**DATA SHOWN:**
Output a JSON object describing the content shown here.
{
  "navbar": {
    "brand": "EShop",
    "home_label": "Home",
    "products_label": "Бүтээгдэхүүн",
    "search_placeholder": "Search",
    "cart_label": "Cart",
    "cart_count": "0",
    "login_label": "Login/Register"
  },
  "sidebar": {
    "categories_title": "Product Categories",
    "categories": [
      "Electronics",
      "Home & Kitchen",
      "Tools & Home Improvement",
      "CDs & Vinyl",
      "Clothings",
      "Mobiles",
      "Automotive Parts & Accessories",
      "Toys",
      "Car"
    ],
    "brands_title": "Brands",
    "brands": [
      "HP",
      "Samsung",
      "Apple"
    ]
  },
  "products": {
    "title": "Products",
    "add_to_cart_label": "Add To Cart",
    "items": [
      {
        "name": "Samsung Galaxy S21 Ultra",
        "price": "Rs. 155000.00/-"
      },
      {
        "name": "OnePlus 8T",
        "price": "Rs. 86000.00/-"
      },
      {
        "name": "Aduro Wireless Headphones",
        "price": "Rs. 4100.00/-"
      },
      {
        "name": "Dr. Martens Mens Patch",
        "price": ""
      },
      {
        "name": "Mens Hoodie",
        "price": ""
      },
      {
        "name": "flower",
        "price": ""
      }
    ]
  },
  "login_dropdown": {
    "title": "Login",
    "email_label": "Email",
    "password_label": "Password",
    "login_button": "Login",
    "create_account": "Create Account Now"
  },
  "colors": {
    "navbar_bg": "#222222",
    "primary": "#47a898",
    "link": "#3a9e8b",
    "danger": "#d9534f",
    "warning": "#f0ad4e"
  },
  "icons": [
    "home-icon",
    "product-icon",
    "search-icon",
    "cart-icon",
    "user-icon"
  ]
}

**WRITTEN REQUEST:**
Make a verbatim copy of every entry shown above.

**WRITTEN RESPONSE:**
Output a JSON object describing the content shown here.
{
  "navbar": {
    "brand": "EShop",
    "home_label": "Home",
    "products_label": "Бүтээгдэхүүн",
    "search_placeholder": "Search",
    "cart_label": "Cart",
    "cart_count": "0",
    "login_label": "Login/Register"
  },
  "sidebar": {
    "categories_title": "Product Categories",
    "categories": [
      "Electronics",
      "Home & Kitchen",
      "Tools & Home Improvement",
      "CDs & Vinyl",
      "Clothings",
      "Mobiles",
      "Automotive Parts & Accessories",
      "Toys",
      "Car"
    ],
    "brands_title": "Brands",
    "brands": [
      "HP",
      "Samsung",
      "Apple"
    ]
  },
  "products": {
    "title": "Products",
    "add_to_cart_label": "Add To Cart",
    "items": [
      {
        "name": "Samsung Galaxy S21 Ultra",
        "price": "Rs. 155000.00/-"
      },
      {
        "name": "OnePlus 8T",
        "price": "Rs. 86000.00/-"
      },
      {
        "name": "Aduro Wireless Headphones",
        "price": "Rs. 4100.00/-"
      },
      {
        "name": "Dr. Martens Mens Patch",
        "price": ""
      },
      {
        "name": "Mens Hoodie",
        "price": ""
      },
      {
        "name": "flower",
        "price": ""
      }
    ]
  },
  "login_dropdown": {
    "title": "Login",
    "email_label": "Email",
    "password_label": "Password",
    "login_button": "Login",
    "create_account": "Create Account Now"
  },
  "colors": {
    "navbar_bg": "#222222",
    "primary": "#47a898",
    "link": "#3a9e8b",
    "danger": "#d9534f",
    "warning": "#f0ad4e"
  },
  "icons": [
    "home-icon",
    "product-icon",
    "search-icon",
    "cart-icon",
    "user-icon"
  ]
}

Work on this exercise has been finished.